Write the material out again exactly as it stands.

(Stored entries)

****************

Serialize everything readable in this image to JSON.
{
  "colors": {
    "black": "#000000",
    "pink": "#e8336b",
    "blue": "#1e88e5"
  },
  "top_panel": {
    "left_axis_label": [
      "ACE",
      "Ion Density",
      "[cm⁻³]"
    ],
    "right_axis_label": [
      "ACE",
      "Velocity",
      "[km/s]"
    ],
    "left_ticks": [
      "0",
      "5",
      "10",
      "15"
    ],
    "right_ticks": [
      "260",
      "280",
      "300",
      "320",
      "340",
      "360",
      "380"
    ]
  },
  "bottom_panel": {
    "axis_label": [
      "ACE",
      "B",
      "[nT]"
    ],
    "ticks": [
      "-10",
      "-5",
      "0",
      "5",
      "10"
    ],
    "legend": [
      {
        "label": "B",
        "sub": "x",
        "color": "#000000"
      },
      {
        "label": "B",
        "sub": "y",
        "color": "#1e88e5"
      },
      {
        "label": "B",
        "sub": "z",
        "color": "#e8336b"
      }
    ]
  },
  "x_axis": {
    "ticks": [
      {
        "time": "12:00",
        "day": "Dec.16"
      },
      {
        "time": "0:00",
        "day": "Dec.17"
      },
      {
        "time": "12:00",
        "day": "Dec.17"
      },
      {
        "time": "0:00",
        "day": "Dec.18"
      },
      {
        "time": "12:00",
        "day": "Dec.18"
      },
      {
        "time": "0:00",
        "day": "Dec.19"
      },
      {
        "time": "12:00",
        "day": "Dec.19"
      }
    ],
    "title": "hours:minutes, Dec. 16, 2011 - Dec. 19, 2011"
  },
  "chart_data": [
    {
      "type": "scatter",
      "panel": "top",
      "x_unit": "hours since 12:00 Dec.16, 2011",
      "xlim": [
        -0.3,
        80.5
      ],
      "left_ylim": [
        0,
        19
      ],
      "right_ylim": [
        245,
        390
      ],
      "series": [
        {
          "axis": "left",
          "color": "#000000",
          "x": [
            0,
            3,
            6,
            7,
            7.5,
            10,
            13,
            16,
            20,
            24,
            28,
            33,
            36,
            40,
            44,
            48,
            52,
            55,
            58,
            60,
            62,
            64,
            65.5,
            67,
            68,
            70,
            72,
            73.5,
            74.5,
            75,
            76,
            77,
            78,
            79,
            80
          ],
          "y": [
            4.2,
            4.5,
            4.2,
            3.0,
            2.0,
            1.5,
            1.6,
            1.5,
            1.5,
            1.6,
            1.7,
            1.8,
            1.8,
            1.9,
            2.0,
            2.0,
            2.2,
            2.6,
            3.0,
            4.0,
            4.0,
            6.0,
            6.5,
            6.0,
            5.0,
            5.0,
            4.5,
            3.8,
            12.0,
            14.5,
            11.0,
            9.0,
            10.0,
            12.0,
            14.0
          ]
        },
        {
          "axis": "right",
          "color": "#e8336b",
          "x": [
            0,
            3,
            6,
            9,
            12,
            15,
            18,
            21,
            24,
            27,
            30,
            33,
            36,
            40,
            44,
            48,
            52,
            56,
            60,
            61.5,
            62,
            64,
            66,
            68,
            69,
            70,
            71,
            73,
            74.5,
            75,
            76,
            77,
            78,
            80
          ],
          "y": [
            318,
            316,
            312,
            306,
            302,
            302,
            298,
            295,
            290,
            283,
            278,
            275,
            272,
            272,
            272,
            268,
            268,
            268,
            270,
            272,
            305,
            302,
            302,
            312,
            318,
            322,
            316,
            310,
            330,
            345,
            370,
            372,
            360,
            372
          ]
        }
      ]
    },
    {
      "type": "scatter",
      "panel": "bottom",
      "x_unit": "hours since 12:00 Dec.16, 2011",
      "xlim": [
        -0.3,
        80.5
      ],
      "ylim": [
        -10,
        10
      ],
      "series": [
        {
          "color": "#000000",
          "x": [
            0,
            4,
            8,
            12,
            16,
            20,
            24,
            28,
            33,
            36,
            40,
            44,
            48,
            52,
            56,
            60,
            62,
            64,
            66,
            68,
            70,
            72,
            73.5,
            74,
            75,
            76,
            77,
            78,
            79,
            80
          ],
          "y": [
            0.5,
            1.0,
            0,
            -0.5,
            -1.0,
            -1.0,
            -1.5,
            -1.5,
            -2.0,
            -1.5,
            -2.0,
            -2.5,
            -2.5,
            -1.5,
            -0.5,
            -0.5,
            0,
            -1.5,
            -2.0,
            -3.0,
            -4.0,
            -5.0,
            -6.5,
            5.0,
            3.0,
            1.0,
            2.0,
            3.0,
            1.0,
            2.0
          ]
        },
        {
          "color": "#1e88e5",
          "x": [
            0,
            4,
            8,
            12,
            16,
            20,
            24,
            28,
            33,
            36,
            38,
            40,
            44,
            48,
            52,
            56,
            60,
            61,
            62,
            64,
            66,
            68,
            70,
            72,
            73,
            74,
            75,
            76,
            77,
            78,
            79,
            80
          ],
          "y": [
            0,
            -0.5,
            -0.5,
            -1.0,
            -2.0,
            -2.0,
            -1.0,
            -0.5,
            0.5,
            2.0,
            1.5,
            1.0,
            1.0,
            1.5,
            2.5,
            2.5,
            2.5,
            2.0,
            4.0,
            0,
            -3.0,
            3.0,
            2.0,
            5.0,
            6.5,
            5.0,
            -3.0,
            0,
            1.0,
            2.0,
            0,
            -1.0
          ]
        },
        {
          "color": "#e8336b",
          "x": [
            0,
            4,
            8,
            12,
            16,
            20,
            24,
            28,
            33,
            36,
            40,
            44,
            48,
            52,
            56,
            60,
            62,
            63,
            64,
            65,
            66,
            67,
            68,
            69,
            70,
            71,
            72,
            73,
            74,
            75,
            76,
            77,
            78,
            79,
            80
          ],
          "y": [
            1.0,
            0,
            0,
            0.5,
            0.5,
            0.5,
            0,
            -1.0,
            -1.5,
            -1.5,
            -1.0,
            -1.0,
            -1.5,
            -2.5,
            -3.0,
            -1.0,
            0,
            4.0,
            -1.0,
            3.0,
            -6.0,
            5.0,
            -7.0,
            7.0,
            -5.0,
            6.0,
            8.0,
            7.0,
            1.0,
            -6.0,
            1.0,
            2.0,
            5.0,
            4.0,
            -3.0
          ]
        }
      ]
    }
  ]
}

****************

▶ [EXERCISE RESPONSE]:
Serialize everything readable in this image to JSON.
{
  "colors": {
    "black": "#000000",
    "pink": "#e8336b",
    "blue": "#1e88e5"
  },
  "top_panel": {
    "left_axis_label": [
      "ACE",
      "Ion Density",
      "[cm⁻³]"
    ],
    "right_axis_label": [
      "ACE",
      "Velocity",
      "[km/s]"
    ],
    "left_ticks": [
      "0",
      "5",
      "10",
      "15"
    ],
    "right_ticks": [
      "260",
      "280",
      "300",
      "320",
      "340",
      "360",
      "380"
    ]
  },
  "bottom_panel": {
    "axis_label": [
      "ACE",
      "B",
      "[nT]"
    ],
    "ticks": [
      "-10",
      "-5",
      "0",
      "5",
      "10"
    ],
    "legend": [
      {
        "label": "B",
        "sub": "x",
        "color": "#000000"
      },
      {
        "label": "B",
        "sub": "y",
        "color": "#1e88e5"
      },
      {
        "label": "B",
        "sub": "z",
        "color": "#e8336b"
      }
    ]
  },
  "x_axis": {
    "ticks": [
      {
        "time": "12:00",
        "day": "Dec.16"
      },
      {
        "time": "0:00",
        "day": "Dec.17"
      },
      {
        "time": "12:00",
        "day": "Dec.17"
      },
      {
        "time": "0:00",
        "day": "Dec.18"
      },
      {
        "time": "12:00",
        "day": "Dec.18"
      },
      {
        "time": "0:00",
        "day": "Dec.19"
      },
      {
        "time": "12:00",
        "day": "Dec.19"
      }
    ],
    "title": "hours:minutes, Dec. 16, 2011 - Dec. 19, 2011"
  },
  "chart_data": [
    {
      "type": "scatter",
      "panel": "top",
      "x_unit": "hours since 12:00 Dec.16, 2011",
      "xlim": [
        -0.3,
        80.5
      ],
      "left_ylim": [
        0,
        19
      ],
      "right_ylim": [
        245,
        390
      ],
      "series": [
        {
          "axis": "left",
          "color": "#000000",
          "x": [
            0,
            3,
            6,
            7,
            7.5,
            10,
            13,
            16,
            20,
            24,
            28,
            33,
            36,
            40,
            44,
            48,
            52,
            55,
            58,
            60,
            62,
            64,
            65.5,
            67,
            68,
            70,
            72,
            73.5,
            74.5,
            75,
            76,
            77,
            78,
            79,
            80
          ],
          "y": [
            4.2,
            4.5,
            4.2,
            3.0,
            2.0,
            1.5,
            1.6,
            1.5,
            1.5,
            1.6,
            1.7,
            1.8,
            1.8,
            1.9,
            2.0,
            2.0,
            2.2,
            2.6,
            3.0,
            4.0,
            4.0,
            6.0,
            6.5,
            6.0,
            5.0,
            5.0,
            4.5,
            3.8,
            12.0,
            14.5,
            11.0,
            9.0,
            10.0,
            12.0,
            14.0
          ]
        },
        {
          "axis": "right",
          "color": "#e8336b",
          "x": [
            0,
            3,
            6,
            9,
            12,
            15,
            18,
            21,
            24,
            27,
            30,
            33,
            36,
            40,
            44,
            48,
            52,
            56,
            60,
            61.5,
            62,
            64,
            66,
            68,
            69,
            70,
            71,
            73,
            74.5,
            75,
            76,
            77,
            78,
            80
          ],
          "y": [
            318,
            316,
            312,
            306,
            302,
            302,
            298,
            295,
            290,
            283,
            278,
            275,
            272,
            272,
            272,
            268,
            268,
            268,
            270,
            272,
            305,
            302,
            302,
            312,
            318,
            322,
            316,
            310,
            330,
            345,
            370,
            372,
            360,
            372
          ]
        }
      ]
    },
    {
      "type": "scatter",
      "panel": "bottom",
      "x_unit": "hours since 12:00 Dec.16, 2011",
      "xlim": [
        -0.3,
        80.5
      ],
      "ylim": [
        -10,
        10
      ],
      "series": [
        {
          "color": "#000000",
          "x": [
            0,
            4,
            8,
            12,
            16,
            20,
            24,
            28,
            33,
            36,
            40,
            44,
            48,
            52,
            56,
            60,
            62,
            64,
            66,
            68,
            70,
            72,
            73.5,
            74,
            75,
            76,
            77,
            78,
            79,
            80
          ],
          "y": [
            0.5,
            1.0,
            0,
            -0.5,
            -1.0,
            -1.0,
            -1.5,
            -1.5,
            -2.0,
            -1.5,
            -2.0,
            -2.5,
            -2.5,
            -1.5,
            -0.5,
            -0.5,
            0,
            -1.5,
            -2.0,
            -3.0,
            -4.0,
            -5.0,
            -6.5,
            5.0,
            3.0,
            1.0,
            2.0,
            3.0,
            1.0,
            2.0
          ]
        },
        {
          "color": "#1e88e5",
          "x": [
            0,
            4,
            8,
            12,
            16,
            20,
            24,
            28,
            33,
            36,
            38,
            40,
            44,
            48,
            52,
            56,
            60,
            61,
            62,
            64,
            66,
            68,
            70,
            72,
            73,
            74,
            75,
            76,
            77,
            78,
            79,
            80
          ],
          "y": [
            0,
            -0.5,
            -0.5,
            -1.0,
            -2.0,
            -2.0,
            -1.0,
            -0.5,
            0.5,
            2.0,
            1.5,
            1.0,
            1.0,
            1.5,
            2.5,
            2.5,
            2.5,
            2.0,
            4.0,
            0,
            -3.0,
            3.0,
            2.0,
            5.0,
            6.5,
            5.0,
            -3.0,
            0,
            1.0,
            2.0,
            0,
            -1.0
          ]
        },
        {
          "color": "#e8336b",
          "x": [
            0,
            4,
            8,
            12,
            16,
            20,
            24,
            28,
            33,
            36,
            40,
            44,
            48,
            52,
            56,
            60,
            62,
            63,
            64,
            65,
            66,
            67,
            68,
            69,
            70,
            71,
            72,
            73,
            74,
            75,
            76,
            77,
            78,
            79,
            80
          ],
          "y": [
            1.0,
            0,
            0,
            0.5,
            0.5,
            0.5,
            0,
            -1.0,
            -1.5,
            -1.5,
            -1.0,
            -1.0,
            -1.5,
            -2.5,
            -3.0,
            -1.0,
            0,
            4.0,
            -1.0,
            3.0,
            -6.0,
            5.0,
            -7.0,
            7.0,
            -5.0,
            6.0,
            8.0,
            7.0,
            1.0,
            -6.0,
            1.0,
            2.0,
            5.0,
            4.0,
            -3.0
          ]
        }
      ]
    }
  ]
}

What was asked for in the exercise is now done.